Task details:
For the listing below, give the count of lines containing "author", and no other text.

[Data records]
::::

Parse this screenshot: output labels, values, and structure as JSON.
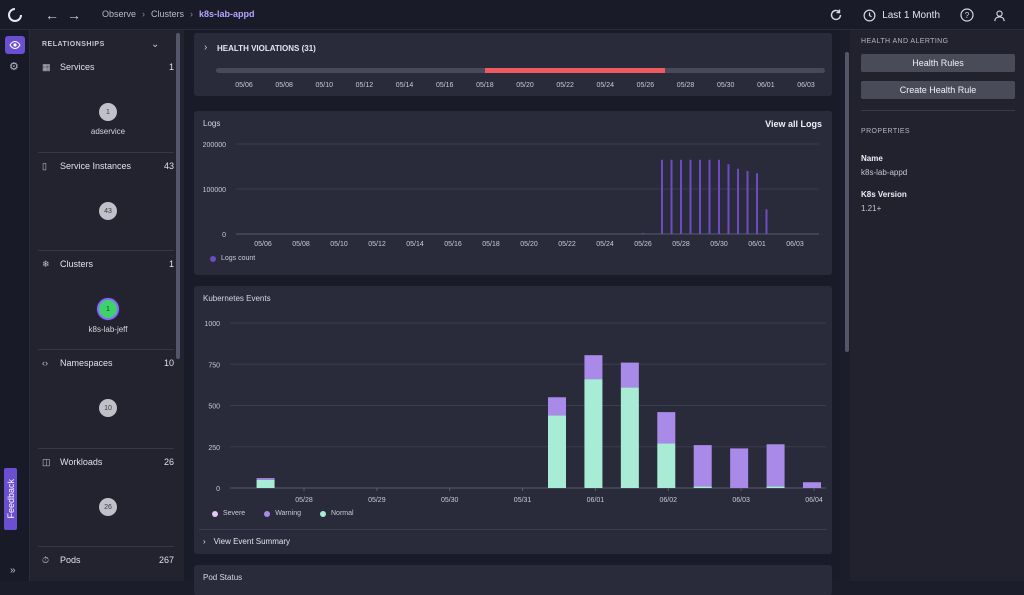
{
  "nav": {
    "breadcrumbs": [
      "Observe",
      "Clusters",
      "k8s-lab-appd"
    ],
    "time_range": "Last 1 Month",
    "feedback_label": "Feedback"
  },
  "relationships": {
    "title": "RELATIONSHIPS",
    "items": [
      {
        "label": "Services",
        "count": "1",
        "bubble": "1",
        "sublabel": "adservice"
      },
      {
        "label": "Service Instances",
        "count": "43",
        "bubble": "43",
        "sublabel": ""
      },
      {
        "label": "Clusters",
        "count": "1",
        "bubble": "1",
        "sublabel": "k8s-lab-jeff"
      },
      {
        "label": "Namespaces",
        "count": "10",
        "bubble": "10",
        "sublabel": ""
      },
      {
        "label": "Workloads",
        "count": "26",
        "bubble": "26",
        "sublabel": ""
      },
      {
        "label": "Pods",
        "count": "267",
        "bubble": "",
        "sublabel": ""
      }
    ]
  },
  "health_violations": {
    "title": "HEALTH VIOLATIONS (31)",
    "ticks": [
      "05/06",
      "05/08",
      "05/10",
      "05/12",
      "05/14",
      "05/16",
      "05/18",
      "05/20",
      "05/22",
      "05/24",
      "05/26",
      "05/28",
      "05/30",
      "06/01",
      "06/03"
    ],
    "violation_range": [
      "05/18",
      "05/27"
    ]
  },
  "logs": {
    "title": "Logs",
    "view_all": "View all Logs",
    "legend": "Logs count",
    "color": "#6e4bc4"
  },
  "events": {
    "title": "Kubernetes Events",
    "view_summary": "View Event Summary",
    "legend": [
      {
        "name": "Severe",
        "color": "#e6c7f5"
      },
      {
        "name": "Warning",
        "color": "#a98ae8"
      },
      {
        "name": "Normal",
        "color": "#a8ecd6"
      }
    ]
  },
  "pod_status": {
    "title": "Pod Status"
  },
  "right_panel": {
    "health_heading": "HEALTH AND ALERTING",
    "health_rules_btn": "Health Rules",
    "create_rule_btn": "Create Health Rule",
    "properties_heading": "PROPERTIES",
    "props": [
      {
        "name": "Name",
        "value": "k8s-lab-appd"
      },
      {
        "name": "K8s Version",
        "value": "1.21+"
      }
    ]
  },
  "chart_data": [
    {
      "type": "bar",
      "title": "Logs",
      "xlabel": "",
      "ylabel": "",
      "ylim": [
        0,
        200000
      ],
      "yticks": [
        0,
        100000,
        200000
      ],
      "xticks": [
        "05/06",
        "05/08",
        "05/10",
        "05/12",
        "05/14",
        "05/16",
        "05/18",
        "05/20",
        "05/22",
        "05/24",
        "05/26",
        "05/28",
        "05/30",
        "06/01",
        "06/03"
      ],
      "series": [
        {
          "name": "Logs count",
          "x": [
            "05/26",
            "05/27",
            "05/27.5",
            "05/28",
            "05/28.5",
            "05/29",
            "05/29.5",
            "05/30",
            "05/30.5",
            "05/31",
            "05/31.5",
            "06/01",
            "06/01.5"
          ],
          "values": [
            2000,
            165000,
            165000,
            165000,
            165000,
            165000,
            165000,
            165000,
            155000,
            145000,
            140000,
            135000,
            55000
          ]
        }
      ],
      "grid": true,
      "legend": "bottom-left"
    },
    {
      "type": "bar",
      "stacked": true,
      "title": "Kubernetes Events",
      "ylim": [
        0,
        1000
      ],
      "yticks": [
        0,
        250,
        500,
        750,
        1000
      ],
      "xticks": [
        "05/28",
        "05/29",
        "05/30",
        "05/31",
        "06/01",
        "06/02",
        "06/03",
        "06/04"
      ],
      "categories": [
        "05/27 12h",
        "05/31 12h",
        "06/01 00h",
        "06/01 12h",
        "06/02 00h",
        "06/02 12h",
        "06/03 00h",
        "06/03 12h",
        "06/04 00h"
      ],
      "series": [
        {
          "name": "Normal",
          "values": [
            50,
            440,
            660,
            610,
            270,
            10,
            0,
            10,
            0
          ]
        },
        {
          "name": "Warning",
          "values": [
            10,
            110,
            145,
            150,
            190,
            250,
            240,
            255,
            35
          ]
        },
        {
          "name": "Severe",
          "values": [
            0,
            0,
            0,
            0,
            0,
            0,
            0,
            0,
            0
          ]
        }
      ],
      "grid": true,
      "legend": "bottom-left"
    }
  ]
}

::::

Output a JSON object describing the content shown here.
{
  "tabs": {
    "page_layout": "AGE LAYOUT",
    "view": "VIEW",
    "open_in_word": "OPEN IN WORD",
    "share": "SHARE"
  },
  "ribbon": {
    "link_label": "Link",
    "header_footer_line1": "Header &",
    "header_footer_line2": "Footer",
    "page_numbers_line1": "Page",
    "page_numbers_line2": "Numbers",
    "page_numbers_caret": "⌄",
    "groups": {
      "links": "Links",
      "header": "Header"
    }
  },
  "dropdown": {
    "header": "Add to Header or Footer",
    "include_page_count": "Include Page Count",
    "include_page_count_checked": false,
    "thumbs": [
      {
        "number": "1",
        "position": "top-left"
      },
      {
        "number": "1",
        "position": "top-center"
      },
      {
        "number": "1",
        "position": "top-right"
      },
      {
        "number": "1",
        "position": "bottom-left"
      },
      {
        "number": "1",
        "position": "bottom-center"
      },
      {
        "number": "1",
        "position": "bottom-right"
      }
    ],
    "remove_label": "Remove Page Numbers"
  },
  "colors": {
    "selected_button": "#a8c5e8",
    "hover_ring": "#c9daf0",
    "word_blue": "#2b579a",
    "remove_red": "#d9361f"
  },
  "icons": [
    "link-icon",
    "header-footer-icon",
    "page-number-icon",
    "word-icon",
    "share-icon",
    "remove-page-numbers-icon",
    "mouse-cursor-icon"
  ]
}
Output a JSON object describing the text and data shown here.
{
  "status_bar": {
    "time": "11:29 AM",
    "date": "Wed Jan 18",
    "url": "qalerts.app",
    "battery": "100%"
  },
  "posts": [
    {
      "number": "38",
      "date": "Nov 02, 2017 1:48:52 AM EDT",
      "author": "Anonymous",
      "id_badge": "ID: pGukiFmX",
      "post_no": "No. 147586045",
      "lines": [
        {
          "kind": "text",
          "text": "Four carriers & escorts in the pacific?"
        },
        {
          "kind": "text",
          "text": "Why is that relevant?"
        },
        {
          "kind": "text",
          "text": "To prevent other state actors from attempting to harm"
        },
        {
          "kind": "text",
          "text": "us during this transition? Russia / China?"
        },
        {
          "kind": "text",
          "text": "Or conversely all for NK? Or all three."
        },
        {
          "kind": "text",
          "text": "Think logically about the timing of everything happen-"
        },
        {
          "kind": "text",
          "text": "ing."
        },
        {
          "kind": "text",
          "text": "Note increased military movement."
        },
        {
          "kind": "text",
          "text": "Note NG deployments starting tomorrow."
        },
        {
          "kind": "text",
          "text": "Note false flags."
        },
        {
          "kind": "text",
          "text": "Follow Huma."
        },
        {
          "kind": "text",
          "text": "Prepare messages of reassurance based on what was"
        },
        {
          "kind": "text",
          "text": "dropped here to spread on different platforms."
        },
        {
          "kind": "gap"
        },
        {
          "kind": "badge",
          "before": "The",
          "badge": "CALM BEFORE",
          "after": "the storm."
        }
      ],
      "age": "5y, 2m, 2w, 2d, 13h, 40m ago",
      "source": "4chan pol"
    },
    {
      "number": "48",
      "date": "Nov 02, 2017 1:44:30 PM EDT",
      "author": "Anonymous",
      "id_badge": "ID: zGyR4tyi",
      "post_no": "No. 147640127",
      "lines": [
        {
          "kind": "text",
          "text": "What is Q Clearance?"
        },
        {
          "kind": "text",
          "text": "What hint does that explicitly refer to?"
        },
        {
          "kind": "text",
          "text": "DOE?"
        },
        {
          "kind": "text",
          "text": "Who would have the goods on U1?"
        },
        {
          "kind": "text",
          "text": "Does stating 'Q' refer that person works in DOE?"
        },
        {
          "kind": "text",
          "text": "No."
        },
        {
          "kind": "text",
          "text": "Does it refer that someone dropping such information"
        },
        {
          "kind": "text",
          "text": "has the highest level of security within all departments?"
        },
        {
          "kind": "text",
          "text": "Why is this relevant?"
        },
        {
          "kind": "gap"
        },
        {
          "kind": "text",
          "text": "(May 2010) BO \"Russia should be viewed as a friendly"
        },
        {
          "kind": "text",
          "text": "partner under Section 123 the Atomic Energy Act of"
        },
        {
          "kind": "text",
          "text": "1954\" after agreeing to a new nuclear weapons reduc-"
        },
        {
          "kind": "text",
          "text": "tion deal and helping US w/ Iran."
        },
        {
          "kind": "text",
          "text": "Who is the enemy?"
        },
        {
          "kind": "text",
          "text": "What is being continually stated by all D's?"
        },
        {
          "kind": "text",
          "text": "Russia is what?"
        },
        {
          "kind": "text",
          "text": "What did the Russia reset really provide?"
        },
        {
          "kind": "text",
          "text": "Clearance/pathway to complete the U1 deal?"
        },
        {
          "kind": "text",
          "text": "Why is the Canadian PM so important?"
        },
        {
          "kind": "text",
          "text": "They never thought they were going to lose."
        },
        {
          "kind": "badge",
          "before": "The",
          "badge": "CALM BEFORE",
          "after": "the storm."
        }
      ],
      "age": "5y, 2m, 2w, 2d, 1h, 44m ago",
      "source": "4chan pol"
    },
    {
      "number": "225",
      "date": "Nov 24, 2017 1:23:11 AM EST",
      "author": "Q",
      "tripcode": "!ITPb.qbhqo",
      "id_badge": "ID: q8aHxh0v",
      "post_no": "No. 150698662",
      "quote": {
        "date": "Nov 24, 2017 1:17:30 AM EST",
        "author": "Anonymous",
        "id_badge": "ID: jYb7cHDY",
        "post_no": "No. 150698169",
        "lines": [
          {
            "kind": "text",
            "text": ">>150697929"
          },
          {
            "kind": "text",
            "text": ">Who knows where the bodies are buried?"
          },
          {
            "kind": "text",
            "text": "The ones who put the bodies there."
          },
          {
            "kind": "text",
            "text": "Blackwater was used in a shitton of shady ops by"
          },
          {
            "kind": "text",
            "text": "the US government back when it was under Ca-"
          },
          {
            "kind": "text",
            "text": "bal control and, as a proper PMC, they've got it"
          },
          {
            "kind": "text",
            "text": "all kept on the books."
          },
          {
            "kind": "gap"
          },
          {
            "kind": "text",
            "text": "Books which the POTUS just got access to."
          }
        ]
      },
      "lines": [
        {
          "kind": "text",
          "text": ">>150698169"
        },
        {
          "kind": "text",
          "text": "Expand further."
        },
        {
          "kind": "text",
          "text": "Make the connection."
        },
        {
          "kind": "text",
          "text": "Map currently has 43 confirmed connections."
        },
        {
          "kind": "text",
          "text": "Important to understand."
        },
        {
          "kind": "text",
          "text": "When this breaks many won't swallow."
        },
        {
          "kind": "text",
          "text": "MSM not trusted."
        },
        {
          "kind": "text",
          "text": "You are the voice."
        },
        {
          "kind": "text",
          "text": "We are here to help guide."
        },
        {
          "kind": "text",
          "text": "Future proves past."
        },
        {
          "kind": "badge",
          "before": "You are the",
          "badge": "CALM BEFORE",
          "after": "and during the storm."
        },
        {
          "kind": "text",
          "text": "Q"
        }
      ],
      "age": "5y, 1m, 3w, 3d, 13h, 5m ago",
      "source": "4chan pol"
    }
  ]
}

::::

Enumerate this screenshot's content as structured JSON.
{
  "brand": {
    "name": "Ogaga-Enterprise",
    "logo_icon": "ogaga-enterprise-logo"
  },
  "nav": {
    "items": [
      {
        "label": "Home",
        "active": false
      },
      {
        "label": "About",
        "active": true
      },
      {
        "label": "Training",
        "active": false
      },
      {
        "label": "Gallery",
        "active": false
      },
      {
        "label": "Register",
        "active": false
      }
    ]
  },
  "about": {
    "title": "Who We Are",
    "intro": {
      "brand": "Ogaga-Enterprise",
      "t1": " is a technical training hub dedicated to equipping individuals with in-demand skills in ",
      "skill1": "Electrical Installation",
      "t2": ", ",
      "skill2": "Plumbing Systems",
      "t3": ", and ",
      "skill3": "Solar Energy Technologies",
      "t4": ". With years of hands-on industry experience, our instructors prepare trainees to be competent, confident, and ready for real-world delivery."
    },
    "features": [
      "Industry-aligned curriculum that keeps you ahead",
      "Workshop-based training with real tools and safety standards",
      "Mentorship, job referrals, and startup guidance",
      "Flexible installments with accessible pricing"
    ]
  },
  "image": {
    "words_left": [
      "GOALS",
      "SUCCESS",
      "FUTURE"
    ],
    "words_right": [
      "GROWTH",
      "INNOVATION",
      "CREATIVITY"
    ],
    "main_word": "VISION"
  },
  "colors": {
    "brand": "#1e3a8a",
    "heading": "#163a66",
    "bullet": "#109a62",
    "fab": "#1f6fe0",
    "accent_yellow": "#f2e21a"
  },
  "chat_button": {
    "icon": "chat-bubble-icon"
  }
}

::::

Response below:
4